| AIM |
Set down each record below precisely, skipping the pictures.

| SUPPLIED DATA |
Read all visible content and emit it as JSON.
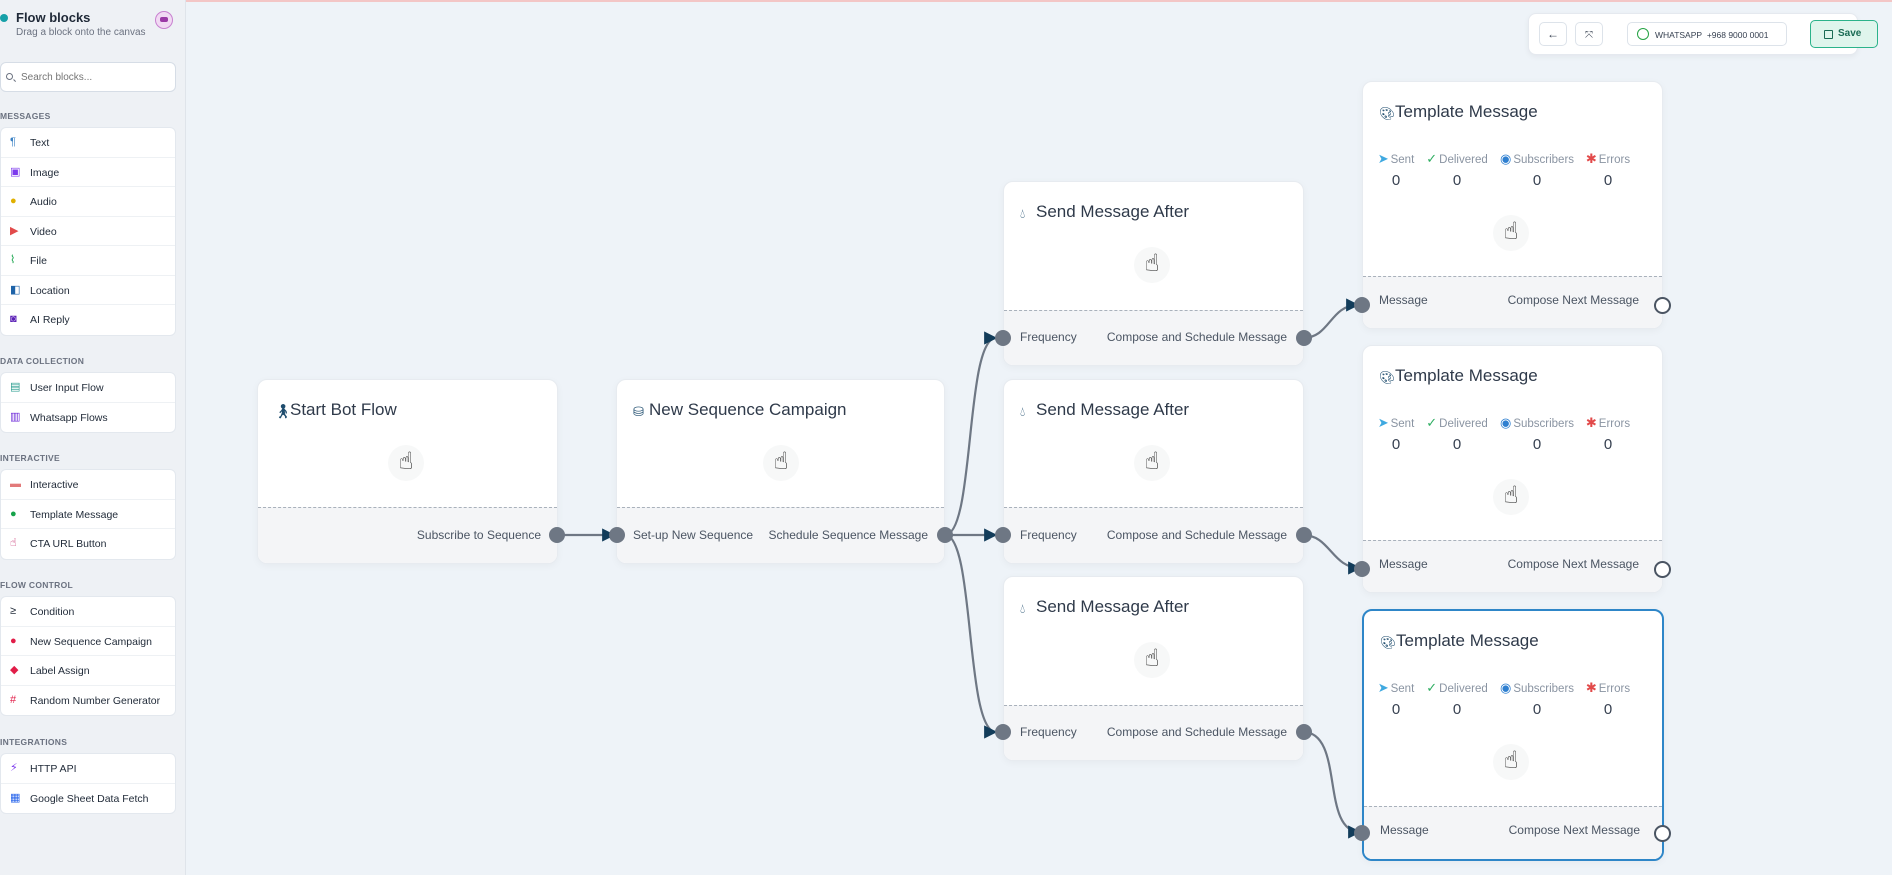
{
  "sidebar": {
    "title": "Flow blocks",
    "subtitle": "Drag a block onto the canvas",
    "search_placeholder": "Search blocks...",
    "sections": [
      {
        "label": "MESSAGES",
        "items": [
          {
            "label": "Text",
            "icon": "paragraph-icon",
            "color": "#3b82c4"
          },
          {
            "label": "Image",
            "icon": "image-icon",
            "color": "#7c3aed"
          },
          {
            "label": "Audio",
            "icon": "microphone-icon",
            "color": "#e0b000"
          },
          {
            "label": "Video",
            "icon": "video-icon",
            "color": "#e24a4a"
          },
          {
            "label": "File",
            "icon": "paperclip-icon",
            "color": "#16a34a"
          },
          {
            "label": "Location",
            "icon": "map-icon",
            "color": "#1e63a8"
          },
          {
            "label": "AI Reply",
            "icon": "robot-icon",
            "color": "#5b21b6"
          }
        ]
      },
      {
        "label": "DATA COLLECTION",
        "items": [
          {
            "label": "User Input Flow",
            "icon": "keyboard-icon",
            "color": "#2a9d8f"
          },
          {
            "label": "Whatsapp Flows",
            "icon": "list-icon",
            "color": "#6d28d9"
          }
        ]
      },
      {
        "label": "INTERACTIVE",
        "items": [
          {
            "label": "Interactive",
            "icon": "window-icon",
            "color": "#e27a7a"
          },
          {
            "label": "Template Message",
            "icon": "palette-icon",
            "color": "#16a34a"
          },
          {
            "label": "CTA URL Button",
            "icon": "hand-pointer-icon",
            "color": "#be185d"
          }
        ]
      },
      {
        "label": "FLOW CONTROL",
        "items": [
          {
            "label": "Condition",
            "icon": "greater-equal-icon",
            "color": "#1f2937"
          },
          {
            "label": "New Sequence Campaign",
            "icon": "drop-icon",
            "color": "#e11d48"
          },
          {
            "label": "Label Assign",
            "icon": "tags-icon",
            "color": "#e11d48"
          },
          {
            "label": "Random Number Generator",
            "icon": "hashtag-icon",
            "color": "#e11d48"
          }
        ]
      },
      {
        "label": "INTEGRATIONS",
        "items": [
          {
            "label": "HTTP API",
            "icon": "plug-icon",
            "color": "#7c3aed"
          },
          {
            "label": "Google Sheet Data Fetch",
            "icon": "sheet-icon",
            "color": "#2563eb"
          }
        ]
      }
    ]
  },
  "toolbar": {
    "back_icon": "arrow-left-icon",
    "fit_icon": "expand-icon",
    "whatsapp_label": "WHATSAPP",
    "whatsapp_number": "+968 9000 0001",
    "save_label": "Save",
    "save_color": "#2bb38a"
  },
  "nodes": {
    "start": {
      "title": "Start Bot Flow",
      "out": "Subscribe to Sequence"
    },
    "campaign": {
      "title": "New Sequence Campaign",
      "in": "Set-up New Sequence",
      "out": "Schedule Sequence Message"
    },
    "send": {
      "title": "Send Message After",
      "in": "Frequency",
      "out": "Compose and Schedule Message"
    },
    "template": {
      "title": "Template Message",
      "stats": [
        {
          "label": "Sent",
          "value": "0",
          "color": "#3fa9e0"
        },
        {
          "label": "Delivered",
          "value": "0",
          "color": "#2fae62"
        },
        {
          "label": "Subscribers",
          "value": "0",
          "color": "#2e7fd0"
        },
        {
          "label": "Errors",
          "value": "0",
          "color": "#e24a4a"
        }
      ],
      "in": "Message",
      "out": "Compose Next Message"
    }
  },
  "colors": {
    "wire": "#123c5a",
    "selected": "#2e86c8",
    "port": "#6e7784"
  }
}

| ANSWER TO THE TASK |
Read all visible content and emit it as JSON.
{
  "sidebar": {
    "title": "Flow blocks",
    "subtitle": "Drag a block onto the canvas",
    "search_placeholder": "Search blocks...",
    "sections": [
      {
        "label": "MESSAGES",
        "items": [
          {
            "label": "Text",
            "icon": "paragraph-icon",
            "color": "#3b82c4"
          },
          {
            "label": "Image",
            "icon": "image-icon",
            "color": "#7c3aed"
          },
          {
            "label": "Audio",
            "icon": "microphone-icon",
            "color": "#e0b000"
          },
          {
            "label": "Video",
            "icon": "video-icon",
            "color": "#e24a4a"
          },
          {
            "label": "File",
            "icon": "paperclip-icon",
            "color": "#16a34a"
          },
          {
            "label": "Location",
            "icon": "map-icon",
            "color": "#1e63a8"
          },
          {
            "label": "AI Reply",
            "icon": "robot-icon",
            "color": "#5b21b6"
          }
        ]
      },
      {
        "label": "DATA COLLECTION",
        "items": [
          {
            "label": "User Input Flow",
            "icon": "keyboard-icon",
            "color": "#2a9d8f"
          },
          {
            "label": "Whatsapp Flows",
            "icon": "list-icon",
            "color": "#6d28d9"
          }
        ]
      },
      {
        "label": "INTERACTIVE",
        "items": [
          {
            "label": "Interactive",
            "icon": "window-icon",
            "color": "#e27a7a"
          },
          {
            "label": "Template Message",
            "icon": "palette-icon",
            "color": "#16a34a"
          },
          {
            "label": "CTA URL Button",
            "icon": "hand-pointer-icon",
            "color": "#be185d"
          }
        ]
      },
      {
        "label": "FLOW CONTROL",
        "items": [
          {
            "label": "Condition",
            "icon": "greater-equal-icon",
            "color": "#1f2937"
          },
          {
            "label": "New Sequence Campaign",
            "icon": "drop-icon",
            "color": "#e11d48"
          },
          {
            "label": "Label Assign",
            "icon": "tags-icon",
            "color": "#e11d48"
          },
          {
            "label": "Random Number Generator",
            "icon": "hashtag-icon",
            "color": "#e11d48"
          }
        ]
      },
      {
        "label": "INTEGRATIONS",
        "items": [
          {
            "label": "HTTP API",
            "icon": "plug-icon",
            "color": "#7c3aed"
          },
          {
            "label": "Google Sheet Data Fetch",
            "icon": "sheet-icon",
            "color": "#2563eb"
          }
        ]
      }
    ]
  },
  "toolbar": {
    "back_icon": "arrow-left-icon",
    "fit_icon": "expand-icon",
    "whatsapp_label": "WHATSAPP",
    "whatsapp_number": "+968 9000 0001",
    "save_label": "Save",
    "save_color": "#2bb38a"
  },
  "nodes": {
    "start": {
      "title": "Start Bot Flow",
      "out": "Subscribe to Sequence"
    },
    "campaign": {
      "title": "New Sequence Campaign",
      "in": "Set-up New Sequence",
      "out": "Schedule Sequence Message"
    },
    "send": {
      "title": "Send Message After",
      "in": "Frequency",
      "out": "Compose and Schedule Message"
    },
    "template": {
      "title": "Template Message",
      "stats": [
        {
          "label": "Sent",
          "value": "0",
          "color": "#3fa9e0"
        },
        {
          "label": "Delivered",
          "value": "0",
          "color": "#2fae62"
        },
        {
          "label": "Subscribers",
          "value": "0",
          "color": "#2e7fd0"
        },
        {
          "label": "Errors",
          "value": "0",
          "color": "#e24a4a"
        }
      ],
      "in": "Message",
      "out": "Compose Next Message"
    }
  },
  "colors": {
    "wire": "#123c5a",
    "selected": "#2e86c8",
    "port": "#6e7784"
  }
}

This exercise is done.